Foremost, among those abilities, was his survival in the midst of one of the worst theaters of world war two. This was not without injury that gradually worsened. For long, he defied the handicap to the sports, that were his chief passion. It required much patience. The trial no doubt shortened his time, and certainly reduced his quality of life.

Before the end, he gave me his own short account of a happy childhood in a multi-cultural Eastern Europe. This was ruined, of course, by the war. The region of the Banat spoke four languages. One of these was the German of my fathers migrant ancestors. This got his artisan skills recruited to a German services company, in the Russian invasion. And was responsible for his subsequent flight abroad.

His family wrote him many letters, of which I could make just a little use. A war-time friend typed a long letter, as a prisoner of war, returning home to Germany. I have transcribed this in the original German, for its personal and historical interest. (I relied on Google translate to get the drift of its meaning.)

◆ Data records:
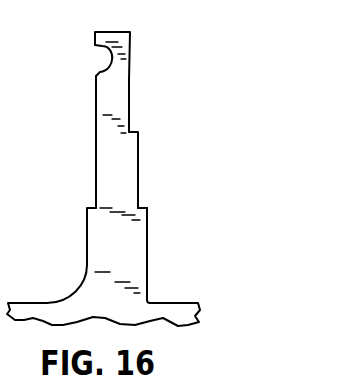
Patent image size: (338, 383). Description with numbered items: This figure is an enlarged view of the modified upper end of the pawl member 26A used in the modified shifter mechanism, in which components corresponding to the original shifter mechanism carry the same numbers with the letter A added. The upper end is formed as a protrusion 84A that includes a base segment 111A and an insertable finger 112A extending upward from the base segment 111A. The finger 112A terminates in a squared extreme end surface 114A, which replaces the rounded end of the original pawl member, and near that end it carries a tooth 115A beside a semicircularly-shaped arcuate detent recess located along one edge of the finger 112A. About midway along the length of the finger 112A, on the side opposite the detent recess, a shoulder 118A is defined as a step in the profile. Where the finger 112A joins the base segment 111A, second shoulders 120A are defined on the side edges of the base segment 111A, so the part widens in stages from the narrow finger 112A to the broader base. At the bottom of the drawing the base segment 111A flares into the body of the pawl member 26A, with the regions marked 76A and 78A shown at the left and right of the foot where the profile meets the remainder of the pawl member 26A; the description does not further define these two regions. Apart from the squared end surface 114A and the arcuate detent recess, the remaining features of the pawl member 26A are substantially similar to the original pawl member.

The pawl member 26A is at (152, 69).
The squared extreme end surface 114A is at (110, 31).
The tooth 115A is at (102, 58).
The finger 112A is at (96, 143).
The shoulder 118A is at (130, 129).
The second shoulder 120A is at (88, 206).
The protrusion 84A is at (153, 267).
The base segment 111A is at (97, 248).
The base flange 76A is at (18, 303).
The base flange 78A is at (165, 302).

◆ Objectives:
(a) List every sentence in the text about the narrator's father that begins with the word "This".
(b) Echo the portion of the text about the narrator's father between "Before the end, he" and "subsequent flight abroad.", inclusive.

◆ Solution list:
(a)
This was not without injury that gradually worsened.
This was ruined, of course, by the war.
This got his artisan skills recruited to a German services company, in the Russian invasion.

(b)
Before the end, he gave me his own short account of a happy childhood in a multi-cultural Eastern Europe. This was ruined, of course, by the war. The region of the Banat spoke four languages. One of these was the German of my fathers migrant ancestors. This got his artisan skills recruited to a German services company, in the Russian invasion. And was responsible for his subsequent flight abroad.